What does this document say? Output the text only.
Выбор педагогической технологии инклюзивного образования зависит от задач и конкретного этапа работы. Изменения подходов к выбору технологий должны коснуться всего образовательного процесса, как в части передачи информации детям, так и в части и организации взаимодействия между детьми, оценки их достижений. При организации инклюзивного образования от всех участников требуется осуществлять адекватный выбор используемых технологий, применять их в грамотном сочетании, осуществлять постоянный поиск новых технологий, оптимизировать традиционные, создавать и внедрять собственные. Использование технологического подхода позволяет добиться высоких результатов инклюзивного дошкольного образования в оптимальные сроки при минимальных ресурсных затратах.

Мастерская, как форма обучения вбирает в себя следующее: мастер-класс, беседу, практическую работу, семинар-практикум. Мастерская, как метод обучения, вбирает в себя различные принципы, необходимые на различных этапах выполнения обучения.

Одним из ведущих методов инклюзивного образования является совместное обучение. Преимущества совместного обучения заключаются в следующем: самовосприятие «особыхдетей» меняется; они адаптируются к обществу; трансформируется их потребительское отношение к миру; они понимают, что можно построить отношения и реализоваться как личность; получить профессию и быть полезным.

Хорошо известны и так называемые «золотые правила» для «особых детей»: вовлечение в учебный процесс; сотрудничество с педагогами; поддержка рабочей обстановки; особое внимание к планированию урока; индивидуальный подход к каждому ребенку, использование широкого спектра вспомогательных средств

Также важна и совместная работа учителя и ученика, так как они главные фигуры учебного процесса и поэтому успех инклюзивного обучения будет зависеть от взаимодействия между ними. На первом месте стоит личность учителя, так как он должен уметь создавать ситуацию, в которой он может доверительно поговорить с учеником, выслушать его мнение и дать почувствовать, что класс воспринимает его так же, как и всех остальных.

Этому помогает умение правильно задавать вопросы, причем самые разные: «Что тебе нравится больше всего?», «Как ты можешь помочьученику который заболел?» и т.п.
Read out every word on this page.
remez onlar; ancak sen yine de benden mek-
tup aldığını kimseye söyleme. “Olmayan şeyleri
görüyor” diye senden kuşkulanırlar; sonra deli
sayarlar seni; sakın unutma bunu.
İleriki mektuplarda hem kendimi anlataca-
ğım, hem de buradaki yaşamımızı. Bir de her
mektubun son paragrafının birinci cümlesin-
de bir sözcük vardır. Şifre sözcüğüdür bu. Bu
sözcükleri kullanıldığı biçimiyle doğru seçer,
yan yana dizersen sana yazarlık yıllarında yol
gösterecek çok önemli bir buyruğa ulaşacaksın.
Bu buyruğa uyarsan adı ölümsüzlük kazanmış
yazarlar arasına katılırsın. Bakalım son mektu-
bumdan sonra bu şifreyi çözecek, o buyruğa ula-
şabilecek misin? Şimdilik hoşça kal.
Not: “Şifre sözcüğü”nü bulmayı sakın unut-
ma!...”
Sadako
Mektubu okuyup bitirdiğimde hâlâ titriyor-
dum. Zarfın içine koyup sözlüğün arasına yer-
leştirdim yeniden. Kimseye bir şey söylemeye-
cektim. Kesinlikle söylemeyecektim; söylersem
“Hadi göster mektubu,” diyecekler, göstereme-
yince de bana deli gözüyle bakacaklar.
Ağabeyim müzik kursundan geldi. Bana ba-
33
━━━━━━━━━━━━━━━━━━━━
__Problem requirements__
Print every entry exactly as written.

__Problem solution__
What does this document say? Output the text only.
Выбор педагогической технологии инклюзивного образования зависит от задач и конкретного этапа работы. Изменения подходов к выбору технологий должны коснуться всего образовательного процесса, как в части передачи информации детям, так и в части и организации взаимодействия между детьми, оценки их достижений. При организации инклюзивного образования от всех участников требуется осуществлять адекватный выбор используемых технологий, применять их в грамотном сочетании, осуществлять постоянный поиск новых технологий, оптимизировать традиционные, создавать и внедрять собственные. Использование технологического подхода позволяет добиться высоких результатов инклюзивного дошкольного образования в оптимальные сроки при минимальных ресурсных затратах.

Мастерская, как форма обучения вбирает в себя следующее: мастер-класс, беседу, практическую работу, семинар-практикум. Мастерская, как метод обучения, вбирает в себя различные принципы, необходимые на различных этапах выполнения обучения.

Одним из ведущих методов инклюзивного образования является совместное обучение. Преимущества совместного обучения заключаются в следующем: самовосприятие «особыхдетей» меняется; они адаптируются к обществу; трансформируется их потребительское отношение к миру; они понимают, что можно построить отношения и реализоваться как личность; получить профессию и быть полезным.

Хорошо известны и так называемые «золотые правила» для «особых детей»: вовлечение в учебный процесс; сотрудничество с педагогами; поддержка рабочей обстановки; особое внимание к планированию урока; индивидуальный подход к каждому ребенку, использование широкого спектра вспомогательных средств

Также важна и совместная работа учителя и ученика, так как они главные фигуры учебного процесса и поэтому успех инклюзивного обучения будет зависеть от взаимодействия между ними. На первом месте стоит личность учителя, так как он должен уметь создавать ситуацию, в которой он может доверительно поговорить с учеником, выслушать его мнение и дать почувствовать, что класс воспринимает его так же, как и всех остальных.

Этому помогает умение правильно задавать вопросы, причем самые разные: «Что тебе нравится больше всего?», «Как ты можешь помочьученику который заболел?» и т.п.
Read out every word on this page.
remez onlar; ancak sen yine de benden mek-
tup aldığını kimseye söyleme. “Olmayan şeyleri
görüyor” diye senden kuşkulanırlar; sonra deli
sayarlar seni; sakın unutma bunu.
İleriki mektuplarda hem kendimi anlataca-
ğım, hem de buradaki yaşamımızı. Bir de her
mektubun son paragrafının birinci cümlesin-
de bir sözcük vardır. Şifre sözcüğüdür bu. Bu
sözcükleri kullanıldığı biçimiyle doğru seçer,
yan yana dizersen sana yazarlık yıllarında yol
gösterecek çok önemli bir buyruğa ulaşacaksın.
Bu buyruğa uyarsan adı ölümsüzlük kazanmış
yazarlar arasına katılırsın. Bakalım son mektu-
bumdan sonra bu şifreyi çözecek, o buyruğa ula-
şabilecek misin? Şimdilik hoşça kal.
Not: “Şifre sözcüğü”nü bulmayı sakın unut-
ma!...”
Sadako
Mektubu okuyup bitirdiğimde hâlâ titriyor-
dum. Zarfın içine koyup sözlüğün arasına yer-
leştirdim yeniden. Kimseye bir şey söylemeye-
cektim. Kesinlikle söylemeyecektim; söylersem
“Hadi göster mektubu,” diyecekler, göstereme-
yince de bana deli gözüyle bakacaklar.
Ağabeyim müzik kursundan geldi. Bana ba-
33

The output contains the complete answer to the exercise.